Le groupe européen d'aéronautique et de défense et maison mère d'Airbus a confirmé qu'il ne contesterait pas l'attribution de ce contrat de 30 milliards de dollars, attribué la semaine dernière à son concurrent américain. Le président d'EADS pour l'Amérique du Nord, Ralph Crosby, a exprimé sa déception mais reconnu que l'offre soumise par Boeing au Pentagone était inférieure de deux milliards de dollars.
"Il est évident qu'il n'y a aucune base pour étayer une contestation", a-t-il dit. Reuters rapportait jeudi qu'EADS s'apprêtait à jeter l'éponge afin de se concentrer sur de nouveaux contrats d'armements. (voir [ID:nLDE72220L])
Le retrait définitif du groupe européen devrait apaiser les tensions transatlantiques sur les contrats d'armements. Il constitue toutefois une lourde déception pour les élus de l'Etat d'Alabama, qui espéraient la victoire d'EADS et la construction sur leurs terres d'une chaîne d'assemblage pour les avions-ravitailleurs.
Mais selon EADS, rien n'indique que des élus américains aient l'intention de déposer un recours contre l'attribution du contrat à Boeing.
BOEING DÉSORMAIS SOUS PRESSION
Pour le constructeur américain, la victoire est double. Les chaînes d'assemblage du 767, qui servira de base au nouveau ravitailleur de l'US Air Force, seront tout d'abord maintenues en activité dix ans de plus.
De plus, le constructeur américain s'épargne ainsi de voir Airbus établir une tête de pont aux Etats-Unis qui lui faciliterait l'attribution de nouveaux contrats d'armement.
Le retrait définitif d'EADS permet à Boeing de lancer le contrat de développement des 18 premiers avions sur les 179 que comptera à terme la flotte de tankers.

Données sources:
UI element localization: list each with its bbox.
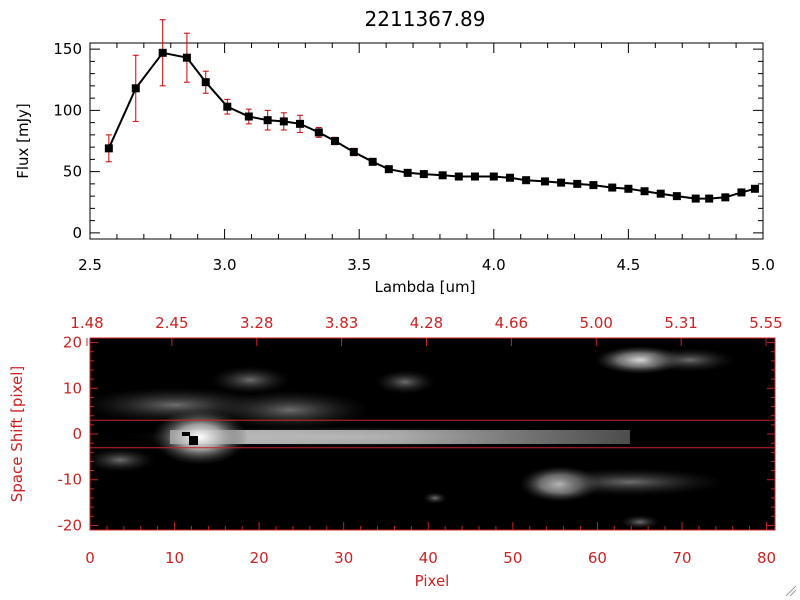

Consigne: D'après le texte sur le contrat des avions-ravitailleurs, combien d'appareils la flotte de tankers comptera-t-elle à terme ?

Réponse: 179 avions.